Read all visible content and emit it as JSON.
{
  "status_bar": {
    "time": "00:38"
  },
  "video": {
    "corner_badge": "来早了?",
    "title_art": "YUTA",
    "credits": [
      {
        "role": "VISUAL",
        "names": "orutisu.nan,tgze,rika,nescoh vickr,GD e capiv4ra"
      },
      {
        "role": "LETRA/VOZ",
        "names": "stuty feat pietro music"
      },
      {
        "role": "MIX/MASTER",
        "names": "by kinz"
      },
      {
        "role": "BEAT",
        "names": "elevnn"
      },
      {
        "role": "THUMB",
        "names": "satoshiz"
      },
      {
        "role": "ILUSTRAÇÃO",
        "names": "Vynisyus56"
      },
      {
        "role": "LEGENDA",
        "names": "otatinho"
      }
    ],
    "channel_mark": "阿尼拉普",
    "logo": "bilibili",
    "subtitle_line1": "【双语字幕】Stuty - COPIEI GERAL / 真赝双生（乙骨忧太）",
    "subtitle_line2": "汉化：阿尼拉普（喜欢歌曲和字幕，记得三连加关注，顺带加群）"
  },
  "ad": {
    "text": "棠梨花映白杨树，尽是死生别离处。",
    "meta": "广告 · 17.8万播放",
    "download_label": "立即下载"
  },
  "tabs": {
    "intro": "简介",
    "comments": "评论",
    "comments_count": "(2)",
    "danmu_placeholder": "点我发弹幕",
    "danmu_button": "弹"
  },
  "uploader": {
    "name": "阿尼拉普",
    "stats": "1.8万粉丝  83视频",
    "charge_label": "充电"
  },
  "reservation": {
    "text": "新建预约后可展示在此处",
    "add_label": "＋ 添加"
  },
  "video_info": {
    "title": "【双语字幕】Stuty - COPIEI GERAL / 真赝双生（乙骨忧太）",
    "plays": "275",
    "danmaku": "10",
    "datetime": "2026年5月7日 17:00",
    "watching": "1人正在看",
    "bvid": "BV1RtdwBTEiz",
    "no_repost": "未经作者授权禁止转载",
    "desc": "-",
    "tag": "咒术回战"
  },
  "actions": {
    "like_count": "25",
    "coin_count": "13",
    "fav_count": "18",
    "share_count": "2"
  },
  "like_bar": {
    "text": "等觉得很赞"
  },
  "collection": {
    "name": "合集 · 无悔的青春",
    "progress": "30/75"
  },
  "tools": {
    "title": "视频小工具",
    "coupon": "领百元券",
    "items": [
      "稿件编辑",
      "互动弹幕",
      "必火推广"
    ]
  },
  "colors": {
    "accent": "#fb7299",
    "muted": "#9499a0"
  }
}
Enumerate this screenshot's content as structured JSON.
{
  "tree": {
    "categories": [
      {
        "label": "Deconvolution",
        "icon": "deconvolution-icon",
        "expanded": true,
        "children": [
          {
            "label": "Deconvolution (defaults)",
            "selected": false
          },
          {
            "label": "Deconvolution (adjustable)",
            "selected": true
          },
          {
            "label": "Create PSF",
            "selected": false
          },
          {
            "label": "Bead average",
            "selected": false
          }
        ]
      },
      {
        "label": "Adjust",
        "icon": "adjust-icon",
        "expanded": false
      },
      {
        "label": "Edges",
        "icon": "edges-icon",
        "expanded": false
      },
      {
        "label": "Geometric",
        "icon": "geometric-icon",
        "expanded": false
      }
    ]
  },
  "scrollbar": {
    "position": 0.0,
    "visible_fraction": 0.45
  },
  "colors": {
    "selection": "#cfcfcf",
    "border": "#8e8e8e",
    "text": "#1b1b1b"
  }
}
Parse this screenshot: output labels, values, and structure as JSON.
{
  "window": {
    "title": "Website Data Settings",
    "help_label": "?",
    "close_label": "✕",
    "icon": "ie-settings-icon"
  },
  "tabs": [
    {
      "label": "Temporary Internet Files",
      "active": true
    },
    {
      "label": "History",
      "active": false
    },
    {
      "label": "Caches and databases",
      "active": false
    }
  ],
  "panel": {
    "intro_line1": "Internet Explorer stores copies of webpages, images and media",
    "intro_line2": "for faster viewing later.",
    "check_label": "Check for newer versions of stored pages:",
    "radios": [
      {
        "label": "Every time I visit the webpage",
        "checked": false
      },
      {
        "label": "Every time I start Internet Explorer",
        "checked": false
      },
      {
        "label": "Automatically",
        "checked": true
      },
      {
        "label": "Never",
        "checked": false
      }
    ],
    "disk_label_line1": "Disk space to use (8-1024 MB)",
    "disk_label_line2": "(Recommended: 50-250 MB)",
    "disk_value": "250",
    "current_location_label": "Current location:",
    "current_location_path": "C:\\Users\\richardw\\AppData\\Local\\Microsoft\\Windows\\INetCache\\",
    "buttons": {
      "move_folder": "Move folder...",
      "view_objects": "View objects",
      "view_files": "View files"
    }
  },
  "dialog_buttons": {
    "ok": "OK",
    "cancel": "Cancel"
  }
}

__Requirement__
Copy out the data shown above without altering anything.

__Reply to the task__
Read all visible content and emit it as JSON.
{
  "status_bar": {
    "time": "00:38"
  },
  "video": {
    "corner_badge": "来早了?",
    "title_art": "YUTA",
    "credits": [
      {
        "role": "VISUAL",
        "names": "orutisu.nan,tgze,rika,nescoh vickr,GD e capiv4ra"
      },
      {
        "role": "LETRA/VOZ",
        "names": "stuty feat pietro music"
      },
      {
        "role": "MIX/MASTER",
        "names": "by kinz"
      },
      {
        "role": "BEAT",
        "names": "elevnn"
      },
      {
        "role": "THUMB",
        "names": "satoshiz"
      },
      {
        "role": "ILUSTRAÇÃO",
        "names": "Vynisyus56"
      },
      {
        "role": "LEGENDA",
        "names": "otatinho"
      }
    ],
    "channel_mark": "阿尼拉普",
    "logo": "bilibili",
    "subtitle_line1": "【双语字幕】Stuty - COPIEI GERAL / 真赝双生（乙骨忧太）",
    "subtitle_line2": "汉化：阿尼拉普（喜欢歌曲和字幕，记得三连加关注，顺带加群）"
  },
  "ad": {
    "text": "棠梨花映白杨树，尽是死生别离处。",
    "meta": "广告 · 17.8万播放",
    "download_label": "立即下载"
  },
  "tabs": {
    "intro": "简介",
    "comments": "评论",
    "comments_count": "(2)",
    "danmu_placeholder": "点我发弹幕",
    "danmu_button": "弹"
  },
  "uploader": {
    "name": "阿尼拉普",
    "stats": "1.8万粉丝  83视频",
    "charge_label": "充电"
  },
  "reservation": {
    "text": "新建预约后可展示在此处",
    "add_label": "＋ 添加"
  },
  "video_info": {
    "title": "【双语字幕】Stuty - COPIEI GERAL / 真赝双生（乙骨忧太）",
    "plays": "275",
    "danmaku": "10",
    "datetime": "2026年5月7日 17:00",
    "watching": "1人正在看",
    "bvid": "BV1RtdwBTEiz",
    "no_repost": "未经作者授权禁止转载",
    "desc": "-",
    "tag": "咒术回战"
  },
  "actions": {
    "like_count": "25",
    "coin_count": "13",
    "fav_count": "18",
    "share_count": "2"
  },
  "like_bar": {
    "text": "等觉得很赞"
  },
  "collection": {
    "name": "合集 · 无悔的青春",
    "progress": "30/75"
  },
  "tools": {
    "title": "视频小工具",
    "coupon": "领百元券",
    "items": [
      "稿件编辑",
      "互动弹幕",
      "必火推广"
    ]
  },
  "colors": {
    "accent": "#fb7299",
    "muted": "#9499a0"
  }
}
Enumerate this screenshot's content as structured JSON.
{
  "tree": {
    "categories": [
      {
        "label": "Deconvolution",
        "icon": "deconvolution-icon",
        "expanded": true,
        "children": [
          {
            "label": "Deconvolution (defaults)",
            "selected": false
          },
          {
            "label": "Deconvolution (adjustable)",
            "selected": true
          },
          {
            "label": "Create PSF",
            "selected": false
          },
          {
            "label": "Bead average",
            "selected": false
          }
        ]
      },
      {
        "label": "Adjust",
        "icon": "adjust-icon",
        "expanded": false
      },
      {
        "label": "Edges",
        "icon": "edges-icon",
        "expanded": false
      },
      {
        "label": "Geometric",
        "icon": "geometric-icon",
        "expanded": false
      }
    ]
  },
  "scrollbar": {
    "position": 0.0,
    "visible_fraction": 0.45
  },
  "colors": {
    "selection": "#cfcfcf",
    "border": "#8e8e8e",
    "text": "#1b1b1b"
  }
}
Parse this screenshot: output labels, values, and structure as JSON.
{
  "window": {
    "title": "Website Data Settings",
    "help_label": "?",
    "close_label": "✕",
    "icon": "ie-settings-icon"
  },
  "tabs": [
    {
      "label": "Temporary Internet Files",
      "active": true
    },
    {
      "label": "History",
      "active": false
    },
    {
      "label": "Caches and databases",
      "active": false
    }
  ],
  "panel": {
    "intro_line1": "Internet Explorer stores copies of webpages, images and media",
    "intro_line2": "for faster viewing later.",
    "check_label": "Check for newer versions of stored pages:",
    "radios": [
      {
        "label": "Every time I visit the webpage",
        "checked": false
      },
      {
        "label": "Every time I start Internet Explorer",
        "checked": false
      },
      {
        "label": "Automatically",
        "checked": true
      },
      {
        "label": "Never",
        "checked": false
      }
    ],
    "disk_label_line1": "Disk space to use (8-1024 MB)",
    "disk_label_line2": "(Recommended: 50-250 MB)",
    "disk_value": "250",
    "current_location_label": "Current location:",
    "current_location_path": "C:\\Users\\richardw\\AppData\\Local\\Microsoft\\Windows\\INetCache\\",
    "buttons": {
      "move_folder": "Move folder...",
      "view_objects": "View objects",
      "view_files": "View files"
    }
  },
  "dialog_buttons": {
    "ok": "OK",
    "cancel": "Cancel"
  }
}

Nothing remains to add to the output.